Brief. Copy each line of the records that contains the word "image".

Dataset items.
>> begin

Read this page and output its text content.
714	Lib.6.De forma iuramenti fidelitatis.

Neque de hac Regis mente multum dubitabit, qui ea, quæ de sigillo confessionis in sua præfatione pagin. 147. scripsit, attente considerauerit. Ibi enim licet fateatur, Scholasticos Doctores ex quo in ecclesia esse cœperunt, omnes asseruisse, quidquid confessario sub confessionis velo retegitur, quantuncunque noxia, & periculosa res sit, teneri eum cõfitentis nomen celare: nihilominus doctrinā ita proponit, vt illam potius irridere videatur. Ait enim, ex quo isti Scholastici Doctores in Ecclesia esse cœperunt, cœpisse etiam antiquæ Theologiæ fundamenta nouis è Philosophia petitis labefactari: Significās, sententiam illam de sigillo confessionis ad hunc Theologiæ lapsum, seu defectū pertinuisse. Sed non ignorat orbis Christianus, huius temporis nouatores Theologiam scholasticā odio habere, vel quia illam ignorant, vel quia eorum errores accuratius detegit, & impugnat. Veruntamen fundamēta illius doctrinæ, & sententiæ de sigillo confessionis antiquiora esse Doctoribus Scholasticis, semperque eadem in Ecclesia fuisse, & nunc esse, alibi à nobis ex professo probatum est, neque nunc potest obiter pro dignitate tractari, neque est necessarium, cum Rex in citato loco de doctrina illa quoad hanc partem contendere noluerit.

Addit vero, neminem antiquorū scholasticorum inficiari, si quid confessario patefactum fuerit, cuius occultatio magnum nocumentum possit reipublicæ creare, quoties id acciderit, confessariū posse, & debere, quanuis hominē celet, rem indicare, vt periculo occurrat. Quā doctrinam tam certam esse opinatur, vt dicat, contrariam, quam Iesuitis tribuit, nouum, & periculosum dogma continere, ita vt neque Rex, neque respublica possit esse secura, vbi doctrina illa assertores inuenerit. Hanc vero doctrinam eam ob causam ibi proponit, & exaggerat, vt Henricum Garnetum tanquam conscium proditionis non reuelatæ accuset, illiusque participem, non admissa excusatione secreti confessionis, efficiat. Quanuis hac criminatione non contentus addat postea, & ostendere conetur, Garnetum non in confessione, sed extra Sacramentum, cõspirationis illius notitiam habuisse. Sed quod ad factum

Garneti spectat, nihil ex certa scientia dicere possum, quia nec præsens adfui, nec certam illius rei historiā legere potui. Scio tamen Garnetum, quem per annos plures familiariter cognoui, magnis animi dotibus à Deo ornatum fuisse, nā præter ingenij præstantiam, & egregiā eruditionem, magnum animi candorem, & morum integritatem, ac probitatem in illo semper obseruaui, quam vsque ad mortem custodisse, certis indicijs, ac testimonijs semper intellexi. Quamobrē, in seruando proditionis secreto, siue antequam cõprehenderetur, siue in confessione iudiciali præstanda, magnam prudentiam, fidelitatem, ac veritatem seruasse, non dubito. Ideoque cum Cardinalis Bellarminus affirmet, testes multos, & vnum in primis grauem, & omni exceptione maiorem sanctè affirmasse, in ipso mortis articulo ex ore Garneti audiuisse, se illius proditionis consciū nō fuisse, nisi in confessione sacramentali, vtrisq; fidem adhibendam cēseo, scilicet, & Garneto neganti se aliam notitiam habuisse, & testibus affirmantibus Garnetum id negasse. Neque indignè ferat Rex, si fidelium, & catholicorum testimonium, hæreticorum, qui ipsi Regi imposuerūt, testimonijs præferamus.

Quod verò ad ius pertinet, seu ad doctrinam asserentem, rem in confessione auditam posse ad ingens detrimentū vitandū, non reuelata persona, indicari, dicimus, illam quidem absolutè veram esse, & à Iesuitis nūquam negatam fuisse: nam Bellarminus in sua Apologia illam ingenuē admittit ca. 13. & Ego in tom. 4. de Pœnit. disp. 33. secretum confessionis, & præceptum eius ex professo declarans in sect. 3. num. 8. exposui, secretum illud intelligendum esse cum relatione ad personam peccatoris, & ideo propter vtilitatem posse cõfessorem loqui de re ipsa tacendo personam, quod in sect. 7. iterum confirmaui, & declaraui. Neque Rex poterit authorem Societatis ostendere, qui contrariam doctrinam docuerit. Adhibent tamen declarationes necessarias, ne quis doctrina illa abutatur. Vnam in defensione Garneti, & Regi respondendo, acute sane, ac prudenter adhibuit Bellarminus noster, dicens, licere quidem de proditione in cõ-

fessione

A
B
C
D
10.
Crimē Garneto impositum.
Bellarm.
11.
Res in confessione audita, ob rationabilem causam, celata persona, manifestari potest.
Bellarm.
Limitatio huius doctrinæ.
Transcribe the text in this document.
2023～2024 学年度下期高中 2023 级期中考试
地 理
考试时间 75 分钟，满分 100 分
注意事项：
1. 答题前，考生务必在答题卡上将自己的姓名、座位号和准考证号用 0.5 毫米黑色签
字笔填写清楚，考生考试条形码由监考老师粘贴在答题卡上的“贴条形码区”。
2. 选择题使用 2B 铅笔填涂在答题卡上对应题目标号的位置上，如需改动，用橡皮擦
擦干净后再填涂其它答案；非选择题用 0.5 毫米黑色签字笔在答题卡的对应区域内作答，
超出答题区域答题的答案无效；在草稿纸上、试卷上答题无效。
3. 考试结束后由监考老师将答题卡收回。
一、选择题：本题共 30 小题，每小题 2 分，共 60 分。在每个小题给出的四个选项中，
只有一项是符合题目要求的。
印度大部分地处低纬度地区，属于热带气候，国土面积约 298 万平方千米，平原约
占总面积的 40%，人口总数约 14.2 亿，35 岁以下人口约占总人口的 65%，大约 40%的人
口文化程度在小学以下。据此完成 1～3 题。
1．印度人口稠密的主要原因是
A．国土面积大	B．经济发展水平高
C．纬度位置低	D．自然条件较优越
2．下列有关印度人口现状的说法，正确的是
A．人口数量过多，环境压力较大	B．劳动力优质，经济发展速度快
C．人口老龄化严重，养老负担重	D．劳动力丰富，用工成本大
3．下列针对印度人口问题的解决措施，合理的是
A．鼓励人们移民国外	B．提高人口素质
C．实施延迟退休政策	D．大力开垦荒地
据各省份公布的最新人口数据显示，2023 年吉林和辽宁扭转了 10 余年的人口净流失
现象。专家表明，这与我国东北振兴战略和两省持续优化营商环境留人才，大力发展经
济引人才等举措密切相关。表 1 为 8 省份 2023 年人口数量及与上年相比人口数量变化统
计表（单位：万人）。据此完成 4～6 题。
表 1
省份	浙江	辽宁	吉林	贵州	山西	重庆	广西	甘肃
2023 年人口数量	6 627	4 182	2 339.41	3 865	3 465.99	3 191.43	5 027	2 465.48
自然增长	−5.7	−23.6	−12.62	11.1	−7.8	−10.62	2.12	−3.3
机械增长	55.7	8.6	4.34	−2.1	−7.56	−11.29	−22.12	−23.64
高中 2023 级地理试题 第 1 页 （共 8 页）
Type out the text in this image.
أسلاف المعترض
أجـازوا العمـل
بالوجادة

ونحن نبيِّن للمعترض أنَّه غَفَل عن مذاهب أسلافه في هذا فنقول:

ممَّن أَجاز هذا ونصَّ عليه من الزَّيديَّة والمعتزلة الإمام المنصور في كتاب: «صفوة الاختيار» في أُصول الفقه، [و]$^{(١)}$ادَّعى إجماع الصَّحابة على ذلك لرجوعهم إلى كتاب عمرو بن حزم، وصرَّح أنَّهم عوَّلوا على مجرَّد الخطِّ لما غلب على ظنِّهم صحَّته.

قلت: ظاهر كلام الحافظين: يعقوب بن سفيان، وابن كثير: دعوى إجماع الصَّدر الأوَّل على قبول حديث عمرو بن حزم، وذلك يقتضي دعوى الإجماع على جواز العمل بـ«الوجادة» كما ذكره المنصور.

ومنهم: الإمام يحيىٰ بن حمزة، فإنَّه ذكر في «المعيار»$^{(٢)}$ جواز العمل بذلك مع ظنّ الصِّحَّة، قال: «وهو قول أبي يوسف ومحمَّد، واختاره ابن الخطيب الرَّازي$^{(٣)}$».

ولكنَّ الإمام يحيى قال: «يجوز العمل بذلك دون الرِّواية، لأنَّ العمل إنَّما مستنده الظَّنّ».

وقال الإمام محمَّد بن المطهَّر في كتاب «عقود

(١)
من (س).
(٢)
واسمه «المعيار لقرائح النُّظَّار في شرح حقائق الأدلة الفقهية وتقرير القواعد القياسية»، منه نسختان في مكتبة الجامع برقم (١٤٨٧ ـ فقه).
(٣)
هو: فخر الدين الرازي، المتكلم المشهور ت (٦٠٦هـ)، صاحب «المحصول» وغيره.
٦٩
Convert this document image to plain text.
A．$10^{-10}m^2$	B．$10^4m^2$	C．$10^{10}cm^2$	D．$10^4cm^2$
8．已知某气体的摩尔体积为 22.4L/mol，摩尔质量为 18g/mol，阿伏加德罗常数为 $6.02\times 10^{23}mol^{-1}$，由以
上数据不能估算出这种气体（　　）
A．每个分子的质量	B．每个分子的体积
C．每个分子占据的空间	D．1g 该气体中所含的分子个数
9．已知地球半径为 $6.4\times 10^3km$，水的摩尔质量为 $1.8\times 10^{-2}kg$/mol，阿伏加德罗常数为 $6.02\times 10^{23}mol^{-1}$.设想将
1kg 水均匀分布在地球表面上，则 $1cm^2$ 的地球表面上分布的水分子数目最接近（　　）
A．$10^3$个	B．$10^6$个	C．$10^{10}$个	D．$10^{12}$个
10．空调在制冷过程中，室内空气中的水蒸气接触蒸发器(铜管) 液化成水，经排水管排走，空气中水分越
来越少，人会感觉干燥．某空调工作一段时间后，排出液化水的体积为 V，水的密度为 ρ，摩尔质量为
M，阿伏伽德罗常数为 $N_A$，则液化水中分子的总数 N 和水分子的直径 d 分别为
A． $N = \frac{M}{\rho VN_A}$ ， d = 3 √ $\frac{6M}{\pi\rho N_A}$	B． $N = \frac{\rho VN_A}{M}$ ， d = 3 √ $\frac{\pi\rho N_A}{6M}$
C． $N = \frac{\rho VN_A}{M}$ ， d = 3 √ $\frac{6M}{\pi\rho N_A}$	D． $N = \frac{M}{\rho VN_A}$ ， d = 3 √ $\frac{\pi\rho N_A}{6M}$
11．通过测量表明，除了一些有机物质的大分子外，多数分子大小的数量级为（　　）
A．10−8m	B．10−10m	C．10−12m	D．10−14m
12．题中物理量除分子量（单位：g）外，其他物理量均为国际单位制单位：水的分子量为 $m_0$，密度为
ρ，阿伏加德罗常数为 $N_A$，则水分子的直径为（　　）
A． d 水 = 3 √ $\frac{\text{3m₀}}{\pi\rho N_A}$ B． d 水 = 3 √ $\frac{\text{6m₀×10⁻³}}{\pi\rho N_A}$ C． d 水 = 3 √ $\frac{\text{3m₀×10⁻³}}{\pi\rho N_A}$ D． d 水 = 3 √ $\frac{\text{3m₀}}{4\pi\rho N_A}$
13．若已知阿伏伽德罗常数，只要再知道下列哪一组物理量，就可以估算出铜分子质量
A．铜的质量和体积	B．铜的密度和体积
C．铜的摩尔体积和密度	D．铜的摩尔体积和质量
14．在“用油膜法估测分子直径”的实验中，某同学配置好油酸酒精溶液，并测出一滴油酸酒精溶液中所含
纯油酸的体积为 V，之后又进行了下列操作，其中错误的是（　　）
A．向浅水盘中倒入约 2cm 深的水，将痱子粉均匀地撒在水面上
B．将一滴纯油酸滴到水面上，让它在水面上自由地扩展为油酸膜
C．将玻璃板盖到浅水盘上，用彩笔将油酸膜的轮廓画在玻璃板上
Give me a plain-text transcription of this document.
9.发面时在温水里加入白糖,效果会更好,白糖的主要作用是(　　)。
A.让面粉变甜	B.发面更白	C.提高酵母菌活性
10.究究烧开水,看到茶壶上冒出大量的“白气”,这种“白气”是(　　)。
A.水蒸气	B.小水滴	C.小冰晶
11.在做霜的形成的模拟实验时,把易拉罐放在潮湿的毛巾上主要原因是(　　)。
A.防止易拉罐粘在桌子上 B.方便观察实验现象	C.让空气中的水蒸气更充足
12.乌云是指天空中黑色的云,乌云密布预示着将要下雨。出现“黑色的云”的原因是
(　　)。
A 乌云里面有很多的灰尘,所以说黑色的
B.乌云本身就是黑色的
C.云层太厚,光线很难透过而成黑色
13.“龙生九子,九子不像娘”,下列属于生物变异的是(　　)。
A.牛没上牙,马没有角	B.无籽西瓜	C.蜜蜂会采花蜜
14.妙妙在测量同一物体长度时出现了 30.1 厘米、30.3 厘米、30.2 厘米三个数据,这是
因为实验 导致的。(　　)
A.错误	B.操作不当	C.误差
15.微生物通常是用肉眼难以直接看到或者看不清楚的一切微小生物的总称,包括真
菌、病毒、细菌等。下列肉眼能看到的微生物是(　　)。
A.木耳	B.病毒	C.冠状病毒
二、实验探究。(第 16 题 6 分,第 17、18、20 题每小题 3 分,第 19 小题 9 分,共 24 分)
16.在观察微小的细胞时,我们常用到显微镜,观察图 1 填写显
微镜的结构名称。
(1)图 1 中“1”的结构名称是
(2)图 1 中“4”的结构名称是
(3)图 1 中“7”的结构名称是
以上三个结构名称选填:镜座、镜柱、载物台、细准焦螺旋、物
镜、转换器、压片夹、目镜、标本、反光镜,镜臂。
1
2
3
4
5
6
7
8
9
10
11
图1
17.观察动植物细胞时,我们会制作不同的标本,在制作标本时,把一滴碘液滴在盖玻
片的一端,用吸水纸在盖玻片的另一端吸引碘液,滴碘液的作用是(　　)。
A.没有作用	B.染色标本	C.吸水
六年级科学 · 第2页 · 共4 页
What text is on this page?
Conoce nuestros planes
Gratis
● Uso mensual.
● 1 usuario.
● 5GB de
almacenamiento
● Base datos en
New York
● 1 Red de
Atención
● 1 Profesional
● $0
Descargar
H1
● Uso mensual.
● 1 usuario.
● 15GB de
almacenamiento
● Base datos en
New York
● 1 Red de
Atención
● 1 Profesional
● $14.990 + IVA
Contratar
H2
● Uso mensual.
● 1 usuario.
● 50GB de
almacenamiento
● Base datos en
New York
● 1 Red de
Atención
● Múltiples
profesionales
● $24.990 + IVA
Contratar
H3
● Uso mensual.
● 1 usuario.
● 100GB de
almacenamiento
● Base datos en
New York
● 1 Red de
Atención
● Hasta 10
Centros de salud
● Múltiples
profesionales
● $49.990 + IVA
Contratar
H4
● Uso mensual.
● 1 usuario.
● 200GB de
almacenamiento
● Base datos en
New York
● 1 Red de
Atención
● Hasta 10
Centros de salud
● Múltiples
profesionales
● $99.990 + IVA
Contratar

>> end

Answer to the exercise.
Type out the text in this image.
Convert this document image to plain text.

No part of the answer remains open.